** Start DATASET **

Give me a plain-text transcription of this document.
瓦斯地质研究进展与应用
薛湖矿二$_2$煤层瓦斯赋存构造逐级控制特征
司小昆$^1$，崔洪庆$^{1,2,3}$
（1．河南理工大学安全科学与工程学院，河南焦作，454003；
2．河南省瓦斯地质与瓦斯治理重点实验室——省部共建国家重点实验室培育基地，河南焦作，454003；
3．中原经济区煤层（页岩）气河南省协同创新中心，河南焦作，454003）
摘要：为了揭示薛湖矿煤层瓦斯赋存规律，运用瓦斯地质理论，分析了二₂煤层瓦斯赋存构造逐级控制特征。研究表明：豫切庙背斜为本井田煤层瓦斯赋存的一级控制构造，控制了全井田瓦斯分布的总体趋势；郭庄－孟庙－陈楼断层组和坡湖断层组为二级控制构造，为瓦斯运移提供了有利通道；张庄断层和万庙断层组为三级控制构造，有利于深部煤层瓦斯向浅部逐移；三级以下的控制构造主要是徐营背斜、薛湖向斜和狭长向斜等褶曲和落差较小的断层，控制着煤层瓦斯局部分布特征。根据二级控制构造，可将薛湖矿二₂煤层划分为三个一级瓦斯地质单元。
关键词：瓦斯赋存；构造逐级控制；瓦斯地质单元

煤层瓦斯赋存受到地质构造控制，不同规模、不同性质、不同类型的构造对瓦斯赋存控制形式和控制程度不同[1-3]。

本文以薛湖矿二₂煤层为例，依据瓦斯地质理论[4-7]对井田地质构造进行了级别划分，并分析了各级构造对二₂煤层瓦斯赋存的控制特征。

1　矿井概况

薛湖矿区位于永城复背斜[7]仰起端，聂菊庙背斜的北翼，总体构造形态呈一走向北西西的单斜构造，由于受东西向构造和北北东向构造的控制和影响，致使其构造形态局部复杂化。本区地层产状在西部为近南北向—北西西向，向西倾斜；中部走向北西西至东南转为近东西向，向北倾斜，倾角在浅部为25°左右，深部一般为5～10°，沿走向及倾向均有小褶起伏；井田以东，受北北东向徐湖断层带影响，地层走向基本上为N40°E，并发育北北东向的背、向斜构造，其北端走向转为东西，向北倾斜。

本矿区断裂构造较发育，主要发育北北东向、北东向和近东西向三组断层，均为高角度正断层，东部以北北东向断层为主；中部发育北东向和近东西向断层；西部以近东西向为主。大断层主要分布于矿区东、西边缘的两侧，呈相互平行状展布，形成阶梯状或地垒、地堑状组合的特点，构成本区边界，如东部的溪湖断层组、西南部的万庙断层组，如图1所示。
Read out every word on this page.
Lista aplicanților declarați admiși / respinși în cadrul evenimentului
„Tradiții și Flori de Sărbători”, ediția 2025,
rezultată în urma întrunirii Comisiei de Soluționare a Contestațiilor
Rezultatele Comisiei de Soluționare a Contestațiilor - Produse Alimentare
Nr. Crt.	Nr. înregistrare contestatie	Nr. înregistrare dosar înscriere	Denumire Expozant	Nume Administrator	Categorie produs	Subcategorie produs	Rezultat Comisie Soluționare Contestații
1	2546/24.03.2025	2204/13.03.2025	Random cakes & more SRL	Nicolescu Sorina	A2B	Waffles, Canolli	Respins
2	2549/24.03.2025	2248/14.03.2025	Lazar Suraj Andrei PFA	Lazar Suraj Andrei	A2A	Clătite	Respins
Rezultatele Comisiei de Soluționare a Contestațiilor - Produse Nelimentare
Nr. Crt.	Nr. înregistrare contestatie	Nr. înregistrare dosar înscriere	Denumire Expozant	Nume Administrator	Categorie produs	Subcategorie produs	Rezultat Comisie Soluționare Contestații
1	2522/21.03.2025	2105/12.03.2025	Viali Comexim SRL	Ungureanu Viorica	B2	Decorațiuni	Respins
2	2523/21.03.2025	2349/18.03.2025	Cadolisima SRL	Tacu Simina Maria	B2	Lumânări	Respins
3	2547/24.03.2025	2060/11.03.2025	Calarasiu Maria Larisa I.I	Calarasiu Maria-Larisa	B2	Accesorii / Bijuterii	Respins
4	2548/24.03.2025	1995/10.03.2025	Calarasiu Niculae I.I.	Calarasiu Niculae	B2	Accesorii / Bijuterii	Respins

** End DATASET **

REQUIREMENTS: Print exactly the lines above, starting at the line that contains "Read out every word on this page." and ending with the last line of the records, both included.

RESPONSE:
Read out every word on this page.
Lista aplicanților declarați admiși / respinși în cadrul evenimentului
„Tradiții și Flori de Sărbători”, ediția 2025,
rezultată în urma întrunirii Comisiei de Soluționare a Contestațiilor
Rezultatele Comisiei de Soluționare a Contestațiilor - Produse Alimentare
Nr. Crt.	Nr. înregistrare contestatie	Nr. înregistrare dosar înscriere	Denumire Expozant	Nume Administrator	Categorie produs	Subcategorie produs	Rezultat Comisie Soluționare Contestații
1	2546/24.03.2025	2204/13.03.2025	Random cakes & more SRL	Nicolescu Sorina	A2B	Waffles, Canolli	Respins
2	2549/24.03.2025	2248/14.03.2025	Lazar Suraj Andrei PFA	Lazar Suraj Andrei	A2A	Clătite	Respins
Rezultatele Comisiei de Soluționare a Contestațiilor - Produse Nelimentare
Nr. Crt.	Nr. înregistrare contestatie	Nr. înregistrare dosar înscriere	Denumire Expozant	Nume Administrator	Categorie produs	Subcategorie produs	Rezultat Comisie Soluționare Contestații
1	2522/21.03.2025	2105/12.03.2025	Viali Comexim SRL	Ungureanu Viorica	B2	Decorațiuni	Respins
2	2523/21.03.2025	2349/18.03.2025	Cadolisima SRL	Tacu Simina Maria	B2	Lumânări	Respins
3	2547/24.03.2025	2060/11.03.2025	Calarasiu Maria Larisa I.I	Calarasiu Maria-Larisa	B2	Accesorii / Bijuterii	Respins
4	2548/24.03.2025	1995/10.03.2025	Calarasiu Niculae I.I.	Calarasiu Niculae	B2	Accesorii / Bijuterii	Respins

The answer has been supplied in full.